● Exercise brief: Make an exact copy of the entries below.

Dataset items
=-=-=

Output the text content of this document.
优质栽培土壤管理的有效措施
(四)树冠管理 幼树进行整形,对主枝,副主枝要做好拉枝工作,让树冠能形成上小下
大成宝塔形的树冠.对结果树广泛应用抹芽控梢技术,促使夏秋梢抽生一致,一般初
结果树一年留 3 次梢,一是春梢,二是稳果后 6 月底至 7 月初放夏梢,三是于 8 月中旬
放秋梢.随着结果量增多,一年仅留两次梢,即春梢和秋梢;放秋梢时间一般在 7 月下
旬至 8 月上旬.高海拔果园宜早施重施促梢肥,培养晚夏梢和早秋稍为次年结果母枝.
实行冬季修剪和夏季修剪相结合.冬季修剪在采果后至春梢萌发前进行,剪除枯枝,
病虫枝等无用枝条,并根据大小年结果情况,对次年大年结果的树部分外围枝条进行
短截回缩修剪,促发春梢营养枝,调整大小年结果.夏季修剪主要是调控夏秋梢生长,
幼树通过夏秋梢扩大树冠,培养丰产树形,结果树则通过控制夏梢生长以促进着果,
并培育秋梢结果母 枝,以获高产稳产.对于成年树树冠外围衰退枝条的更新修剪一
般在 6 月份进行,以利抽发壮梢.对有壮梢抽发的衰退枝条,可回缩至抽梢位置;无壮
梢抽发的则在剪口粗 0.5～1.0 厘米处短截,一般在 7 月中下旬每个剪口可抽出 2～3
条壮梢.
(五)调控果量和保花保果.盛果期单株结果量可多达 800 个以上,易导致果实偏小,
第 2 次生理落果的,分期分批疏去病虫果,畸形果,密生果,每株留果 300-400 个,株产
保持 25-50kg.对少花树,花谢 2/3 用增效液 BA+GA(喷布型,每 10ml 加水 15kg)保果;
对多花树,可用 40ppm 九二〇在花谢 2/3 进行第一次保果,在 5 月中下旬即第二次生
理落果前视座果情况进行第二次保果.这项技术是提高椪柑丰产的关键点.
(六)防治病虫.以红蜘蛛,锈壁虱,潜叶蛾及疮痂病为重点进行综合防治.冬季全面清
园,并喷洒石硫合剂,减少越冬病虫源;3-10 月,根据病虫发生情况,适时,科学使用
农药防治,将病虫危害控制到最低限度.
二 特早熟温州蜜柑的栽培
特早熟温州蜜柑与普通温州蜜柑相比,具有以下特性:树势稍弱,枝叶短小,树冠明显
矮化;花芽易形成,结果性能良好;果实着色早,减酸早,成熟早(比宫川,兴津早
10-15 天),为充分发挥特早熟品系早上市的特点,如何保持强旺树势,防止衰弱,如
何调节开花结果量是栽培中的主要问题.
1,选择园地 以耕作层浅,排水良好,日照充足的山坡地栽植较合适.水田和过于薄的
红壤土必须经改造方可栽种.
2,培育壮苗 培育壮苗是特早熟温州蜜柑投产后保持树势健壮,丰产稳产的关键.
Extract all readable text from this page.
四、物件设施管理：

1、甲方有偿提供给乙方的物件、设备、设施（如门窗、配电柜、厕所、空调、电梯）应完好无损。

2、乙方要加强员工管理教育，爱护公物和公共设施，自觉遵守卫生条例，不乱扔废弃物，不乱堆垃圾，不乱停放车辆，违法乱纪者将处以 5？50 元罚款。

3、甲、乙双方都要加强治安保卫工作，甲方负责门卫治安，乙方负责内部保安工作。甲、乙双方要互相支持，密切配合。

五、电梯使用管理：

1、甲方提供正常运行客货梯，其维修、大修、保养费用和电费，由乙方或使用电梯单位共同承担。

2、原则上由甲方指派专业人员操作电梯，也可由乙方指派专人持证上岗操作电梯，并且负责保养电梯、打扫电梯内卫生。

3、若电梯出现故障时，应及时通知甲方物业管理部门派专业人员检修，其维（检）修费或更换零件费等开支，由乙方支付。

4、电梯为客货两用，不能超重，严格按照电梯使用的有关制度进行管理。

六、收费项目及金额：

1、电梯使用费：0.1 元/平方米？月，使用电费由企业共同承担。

=-=-=

● Task answer:
Output the text content of this document.
优质栽培土壤管理的有效措施
(四)树冠管理 幼树进行整形,对主枝,副主枝要做好拉枝工作,让树冠能形成上小下
大成宝塔形的树冠.对结果树广泛应用抹芽控梢技术,促使夏秋梢抽生一致,一般初
结果树一年留 3 次梢,一是春梢,二是稳果后 6 月底至 7 月初放夏梢,三是于 8 月中旬
放秋梢.随着结果量增多,一年仅留两次梢,即春梢和秋梢;放秋梢时间一般在 7 月下
旬至 8 月上旬.高海拔果园宜早施重施促梢肥,培养晚夏梢和早秋稍为次年结果母枝.
实行冬季修剪和夏季修剪相结合.冬季修剪在采果后至春梢萌发前进行,剪除枯枝,
病虫枝等无用枝条,并根据大小年结果情况,对次年大年结果的树部分外围枝条进行
短截回缩修剪,促发春梢营养枝,调整大小年结果.夏季修剪主要是调控夏秋梢生长,
幼树通过夏秋梢扩大树冠,培养丰产树形,结果树则通过控制夏梢生长以促进着果,
并培育秋梢结果母 枝,以获高产稳产.对于成年树树冠外围衰退枝条的更新修剪一
般在 6 月份进行,以利抽发壮梢.对有壮梢抽发的衰退枝条,可回缩至抽梢位置;无壮
梢抽发的则在剪口粗 0.5～1.0 厘米处短截,一般在 7 月中下旬每个剪口可抽出 2～3
条壮梢.
(五)调控果量和保花保果.盛果期单株结果量可多达 800 个以上,易导致果实偏小,
第 2 次生理落果的,分期分批疏去病虫果,畸形果,密生果,每株留果 300-400 个,株产
保持 25-50kg.对少花树,花谢 2/3 用增效液 BA+GA(喷布型,每 10ml 加水 15kg)保果;
对多花树,可用 40ppm 九二〇在花谢 2/3 进行第一次保果,在 5 月中下旬即第二次生
理落果前视座果情况进行第二次保果.这项技术是提高椪柑丰产的关键点.
(六)防治病虫.以红蜘蛛,锈壁虱,潜叶蛾及疮痂病为重点进行综合防治.冬季全面清
园,并喷洒石硫合剂,减少越冬病虫源;3-10 月,根据病虫发生情况,适时,科学使用
农药防治,将病虫危害控制到最低限度.
二 特早熟温州蜜柑的栽培
特早熟温州蜜柑与普通温州蜜柑相比,具有以下特性:树势稍弱,枝叶短小,树冠明显
矮化;花芽易形成,结果性能良好;果实着色早,减酸早,成熟早(比宫川,兴津早
10-15 天),为充分发挥特早熟品系早上市的特点,如何保持强旺树势,防止衰弱,如
何调节开花结果量是栽培中的主要问题.
1,选择园地 以耕作层浅,排水良好,日照充足的山坡地栽植较合适.水田和过于薄的
红壤土必须经改造方可栽种.
2,培育壮苗 培育壮苗是特早熟温州蜜柑投产后保持树势健壮,丰产稳产的关键.
Extract all readable text from this page.
四、物件设施管理：

1、甲方有偿提供给乙方的物件、设备、设施（如门窗、配电柜、厕所、空调、电梯）应完好无损。

2、乙方要加强员工管理教育，爱护公物和公共设施，自觉遵守卫生条例，不乱扔废弃物，不乱堆垃圾，不乱停放车辆，违法乱纪者将处以 5？50 元罚款。

3、甲、乙双方都要加强治安保卫工作，甲方负责门卫治安，乙方负责内部保安工作。甲、乙双方要互相支持，密切配合。

五、电梯使用管理：

1、甲方提供正常运行客货梯，其维修、大修、保养费用和电费，由乙方或使用电梯单位共同承担。

2、原则上由甲方指派专业人员操作电梯，也可由乙方指派专人持证上岗操作电梯，并且负责保养电梯、打扫电梯内卫生。

3、若电梯出现故障时，应及时通知甲方物业管理部门派专业人员检修，其维（检）修费或更换零件费等开支，由乙方支付。

4、电梯为客货两用，不能超重，严格按照电梯使用的有关制度进行管理。

六、收费项目及金额：

1、电梯使用费：0.1 元/平方米？月，使用电费由企业共同承担。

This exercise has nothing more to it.